■ Okuma Metni
________________________

Filistin'de tanık olduğumuz şey bir savaş değil. Bu sadece en güçlü ve zalim olanın hayatta kaldığı, öteki hayatların kolayca harcanabildiği bir dünya düzenini kabul ettirme çabası. İnsanlık olarak sahip olduğumuz tüm kutsalların kirletilebildiği, tüm müşterek değerlerin yozlaştırılabildiği bir grup insanın çıkarı için kalan herkesin ve her şey değersizleştirilebildiği keyfi bir sistemin zorla dayatılması. Küçük bir ideolojik azınlığın gerçeklikten kopuk planlarını işletmek için kurduğu bu bencil düzeni her şeyden önce bir insan, bir Müslüman olarak reddediyorum. Bu saldırgan tahakküm karşısında dünyanın içinde bulunduğu utanç verici aciziyet ve ikiyüzlü siyaset kabul edilemez bir seviyede.

İsrail'in meşru müdafaa hakkını dokunulmaz bir kutsal gibi savunan batılı ülkelerin bu uğurda katledilen on binlerce Gazzeli masum karşısındaki sessizliğinden ne anlamamız gerekiyor? İnsan Hakları Beyannamesinde ve uluslararası birçok sözleşmede hakları koruma altına alınmış insan tanımı sadece batının belirlediği sınırlar içindekileri mi kapsıyor? Unutmayalım ki sonraki nesillerin ibret alacağı bir tarih yazılırken durduğumuz nokta bizleri tanımlayacak. Bu bir emanet ve miras meselesidir. Devraldığımız küresel insani değerler emanetine ne pahasına olursa olsun sahip çıkabileme ve ardımızda daha adil bir dünya miras bırakabilme meselesidir.

Dili, dini, ırkı, rengi ne olursa olsun insana merhametle kucaklayan özü itibarıyla değeri gören bir inanç ve medeniyeti savunma ve yüceltme meselesidir. Filistin için tek yürek olan bizler tüm insanlığın manevi çocukları kabul eden Hazreti İbrahim'in mirasına sımsıkı sarılıyoruz. İlahi o ilahi azabı hak etmiş şehirlerde bile en azından 10 masum bulunur diyen eşsiz bir önderdi. Hazreti İbrahim ve diğer tüm peygamberlerimiz başta olmak üzere bütün iyilik öncülerinin kendilerini adadıkları barış ve selamet yolunu izliyoruz.

________________________

■ Yönergeler
**A.** Okuma metninin "Filistin'de tanık olduğumuz" sözleriyle başlayıp "edilemez bir seviyede." sözleriyle biten bölümünü, iki uç da dahil olmak üzere yeniden yazın. Bu bölümde "Müslüman" yerine "mümin" koyun.
**B.** Okuma metnine göre aşağıdaki soruları yanıtlayın:
(i) Batılı ülkelerin karşısında sessiz kaldığı söylenen Gazzeli masumların sayısı nasıl belirtiliyor?
(ii) Reddedilen bencil düzeni kimin kurduğu söyleniyor?
(iii) Hazreti İbrahim'in, azabı hak etmiş şehirlerde bile en az kaç masum bulunduğunu söylediği belirtiliyor?
Yalnızca okuma metnindeki bilgilere dayanın.

■ Verilen Malzeme
________________________

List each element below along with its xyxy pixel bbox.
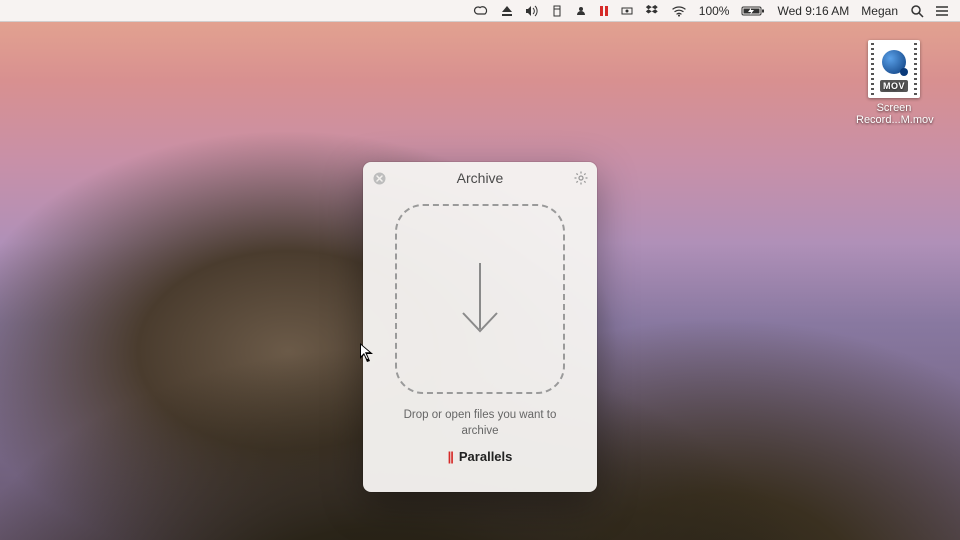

________________________

■ Beklenen Yanıtlar
**A.**
Filistin'de tanık olduğumuz şey bir savaş değil. Bu sadece en güçlü ve zalim olanın hayatta kaldığı, öteki hayatların kolayca harcanabildiği bir dünya düzenini kabul ettirme çabası. İnsanlık olarak sahip olduğumuz tüm kutsalların kirletilebildiği, tüm müşterek değerlerin yozlaştırılabildiği bir grup insanın çıkarı için kalan herkesin ve her şey değersizleştirilebildiği keyfi bir sistemin zorla dayatılması. Küçük bir ideolojik azınlığın gerçeklikten kopuk planlarını işletmek için kurduğu bu bencil düzeni her şeyden önce bir insan, bir mümin olarak reddediyorum. Bu saldırgan tahakküm karşısında dünyanın içinde bulunduğu utanç verici aciziyet ve ikiyüzlü siyaset kabul edilemez bir seviyede.

**B.**
(i) On binlerce.
(ii) Küçük bir ideolojik azınlığın.
(iii) 10.